### Stated task:
Every record must be written out once more, with nothing added or omitted.
————
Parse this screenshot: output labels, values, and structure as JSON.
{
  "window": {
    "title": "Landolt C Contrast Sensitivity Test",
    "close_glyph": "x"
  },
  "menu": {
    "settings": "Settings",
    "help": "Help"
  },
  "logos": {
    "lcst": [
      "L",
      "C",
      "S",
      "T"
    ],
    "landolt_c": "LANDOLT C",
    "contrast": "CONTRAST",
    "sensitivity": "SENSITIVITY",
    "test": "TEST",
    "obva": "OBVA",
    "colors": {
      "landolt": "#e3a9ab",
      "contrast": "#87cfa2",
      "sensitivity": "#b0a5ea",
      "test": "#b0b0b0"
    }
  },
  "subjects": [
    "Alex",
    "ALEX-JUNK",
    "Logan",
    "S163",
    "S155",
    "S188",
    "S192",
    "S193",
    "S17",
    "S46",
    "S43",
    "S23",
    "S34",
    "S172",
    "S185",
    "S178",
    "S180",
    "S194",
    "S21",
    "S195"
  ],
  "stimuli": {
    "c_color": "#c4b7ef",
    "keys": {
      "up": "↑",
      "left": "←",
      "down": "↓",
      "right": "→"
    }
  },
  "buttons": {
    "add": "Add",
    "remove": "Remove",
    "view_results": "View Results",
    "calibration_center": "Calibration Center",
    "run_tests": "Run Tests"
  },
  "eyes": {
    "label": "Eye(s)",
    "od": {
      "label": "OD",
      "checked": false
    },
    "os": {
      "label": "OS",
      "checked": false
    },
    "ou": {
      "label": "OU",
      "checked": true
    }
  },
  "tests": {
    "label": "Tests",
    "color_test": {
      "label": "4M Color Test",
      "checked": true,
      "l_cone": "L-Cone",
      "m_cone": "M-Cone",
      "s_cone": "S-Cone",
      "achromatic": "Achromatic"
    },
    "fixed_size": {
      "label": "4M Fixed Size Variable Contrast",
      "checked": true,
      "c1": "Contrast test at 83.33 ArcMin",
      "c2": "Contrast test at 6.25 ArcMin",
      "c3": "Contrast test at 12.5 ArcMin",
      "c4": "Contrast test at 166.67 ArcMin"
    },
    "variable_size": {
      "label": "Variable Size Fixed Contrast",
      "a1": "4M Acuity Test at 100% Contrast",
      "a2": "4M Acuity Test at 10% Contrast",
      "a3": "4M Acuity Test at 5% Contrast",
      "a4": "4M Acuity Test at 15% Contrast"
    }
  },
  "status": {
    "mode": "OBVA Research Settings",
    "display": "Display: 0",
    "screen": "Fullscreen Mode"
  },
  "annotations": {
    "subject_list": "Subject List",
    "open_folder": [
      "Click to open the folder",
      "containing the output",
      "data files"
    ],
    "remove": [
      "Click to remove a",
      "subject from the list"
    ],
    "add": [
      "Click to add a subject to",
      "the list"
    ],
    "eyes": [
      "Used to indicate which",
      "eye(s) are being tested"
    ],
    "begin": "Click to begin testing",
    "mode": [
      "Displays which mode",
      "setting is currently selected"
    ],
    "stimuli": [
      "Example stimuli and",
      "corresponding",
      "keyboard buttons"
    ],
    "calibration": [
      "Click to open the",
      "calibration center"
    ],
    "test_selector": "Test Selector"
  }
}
————
### Exercise answer:
Parse this screenshot: output labels, values, and structure as JSON.
{
  "window": {
    "title": "Landolt C Contrast Sensitivity Test",
    "close_glyph": "x"
  },
  "menu": {
    "settings": "Settings",
    "help": "Help"
  },
  "logos": {
    "lcst": [
      "L",
      "C",
      "S",
      "T"
    ],
    "landolt_c": "LANDOLT C",
    "contrast": "CONTRAST",
    "sensitivity": "SENSITIVITY",
    "test": "TEST",
    "obva": "OBVA",
    "colors": {
      "landolt": "#e3a9ab",
      "contrast": "#87cfa2",
      "sensitivity": "#b0a5ea",
      "test": "#b0b0b0"
    }
  },
  "subjects": [
    "Alex",
    "ALEX-JUNK",
    "Logan",
    "S163",
    "S155",
    "S188",
    "S192",
    "S193",
    "S17",
    "S46",
    "S43",
    "S23",
    "S34",
    "S172",
    "S185",
    "S178",
    "S180",
    "S194",
    "S21",
    "S195"
  ],
  "stimuli": {
    "c_color": "#c4b7ef",
    "keys": {
      "up": "↑",
      "left": "←",
      "down": "↓",
      "right": "→"
    }
  },
  "buttons": {
    "add": "Add",
    "remove": "Remove",
    "view_results": "View Results",
    "calibration_center": "Calibration Center",
    "run_tests": "Run Tests"
  },
  "eyes": {
    "label": "Eye(s)",
    "od": {
      "label": "OD",
      "checked": false
    },
    "os": {
      "label": "OS",
      "checked": false
    },
    "ou": {
      "label": "OU",
      "checked": true
    }
  },
  "tests": {
    "label": "Tests",
    "color_test": {
      "label": "4M Color Test",
      "checked": true,
      "l_cone": "L-Cone",
      "m_cone": "M-Cone",
      "s_cone": "S-Cone",
      "achromatic": "Achromatic"
    },
    "fixed_size": {
      "label": "4M Fixed Size Variable Contrast",
      "checked": true,
      "c1": "Contrast test at 83.33 ArcMin",
      "c2": "Contrast test at 6.25 ArcMin",
      "c3": "Contrast test at 12.5 ArcMin",
      "c4": "Contrast test at 166.67 ArcMin"
    },
    "variable_size": {
      "label": "Variable Size Fixed Contrast",
      "a1": "4M Acuity Test at 100% Contrast",
      "a2": "4M Acuity Test at 10% Contrast",
      "a3": "4M Acuity Test at 5% Contrast",
      "a4": "4M Acuity Test at 15% Contrast"
    }
  },
  "status": {
    "mode": "OBVA Research Settings",
    "display": "Display: 0",
    "screen": "Fullscreen Mode"
  },
  "annotations": {
    "subject_list": "Subject List",
    "open_folder": [
      "Click to open the folder",
      "containing the output",
      "data files"
    ],
    "remove": [
      "Click to remove a",
      "subject from the list"
    ],
    "add": [
      "Click to add a subject to",
      "the list"
    ],
    "eyes": [
      "Used to indicate which",
      "eye(s) are being tested"
    ],
    "begin": "Click to begin testing",
    "mode": [
      "Displays which mode",
      "setting is currently selected"
    ],
    "stimuli": [
      "Example stimuli and",
      "corresponding",
      "keyboard buttons"
    ],
    "calibration": [
      "Click to open the",
      "calibration center"
    ],
    "test_selector": "Test Selector"
  }
}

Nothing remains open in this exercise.